* Written request
Copy the following lines without changing anything.

* Task input

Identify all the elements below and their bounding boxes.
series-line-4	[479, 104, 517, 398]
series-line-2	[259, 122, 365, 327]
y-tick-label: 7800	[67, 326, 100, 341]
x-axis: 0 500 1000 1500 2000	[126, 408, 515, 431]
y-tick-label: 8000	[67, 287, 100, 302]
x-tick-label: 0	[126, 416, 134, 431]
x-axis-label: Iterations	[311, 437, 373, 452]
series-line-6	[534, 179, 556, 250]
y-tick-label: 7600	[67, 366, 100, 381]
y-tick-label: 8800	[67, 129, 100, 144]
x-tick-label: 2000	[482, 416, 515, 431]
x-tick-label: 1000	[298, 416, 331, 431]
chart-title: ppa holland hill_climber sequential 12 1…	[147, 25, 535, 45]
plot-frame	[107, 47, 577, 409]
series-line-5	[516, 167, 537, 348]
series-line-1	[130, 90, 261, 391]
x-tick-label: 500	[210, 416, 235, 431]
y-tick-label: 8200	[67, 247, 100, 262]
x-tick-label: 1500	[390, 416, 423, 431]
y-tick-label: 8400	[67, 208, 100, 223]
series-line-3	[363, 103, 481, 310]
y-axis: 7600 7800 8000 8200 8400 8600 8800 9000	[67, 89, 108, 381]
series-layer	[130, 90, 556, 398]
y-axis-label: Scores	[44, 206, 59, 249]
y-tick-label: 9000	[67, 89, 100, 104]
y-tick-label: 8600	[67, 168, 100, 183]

* Response
Identify all the elements below and their bounding boxes.
series-line-4	[479, 104, 517, 398]
series-line-2	[259, 122, 365, 327]
y-tick-label: 7800	[67, 326, 100, 341]
x-axis: 0 500 1000 1500 2000	[126, 408, 515, 431]
y-tick-label: 8000	[67, 287, 100, 302]
x-tick-label: 0	[126, 416, 134, 431]
x-axis-label: Iterations	[311, 437, 373, 452]
series-line-6	[534, 179, 556, 250]
y-tick-label: 7600	[67, 366, 100, 381]
y-tick-label: 8800	[67, 129, 100, 144]
x-tick-label: 2000	[482, 416, 515, 431]
x-tick-label: 1000	[298, 416, 331, 431]
chart-title: ppa holland hill_climber sequential 12 1…	[147, 25, 535, 45]
plot-frame	[107, 47, 577, 409]
series-line-5	[516, 167, 537, 348]
series-line-1	[130, 90, 261, 391]
x-tick-label: 500	[210, 416, 235, 431]
y-tick-label: 8200	[67, 247, 100, 262]
x-tick-label: 1500	[390, 416, 423, 431]
y-tick-label: 8400	[67, 208, 100, 223]
series-line-3	[363, 103, 481, 310]
y-axis: 7600 7800 8000 8200 8400 8600 8800 9000	[67, 89, 108, 381]
series-layer	[130, 90, 556, 398]
y-axis-label: Scores	[44, 206, 59, 249]
y-tick-label: 9000	[67, 89, 100, 104]
y-tick-label: 8600	[67, 168, 100, 183]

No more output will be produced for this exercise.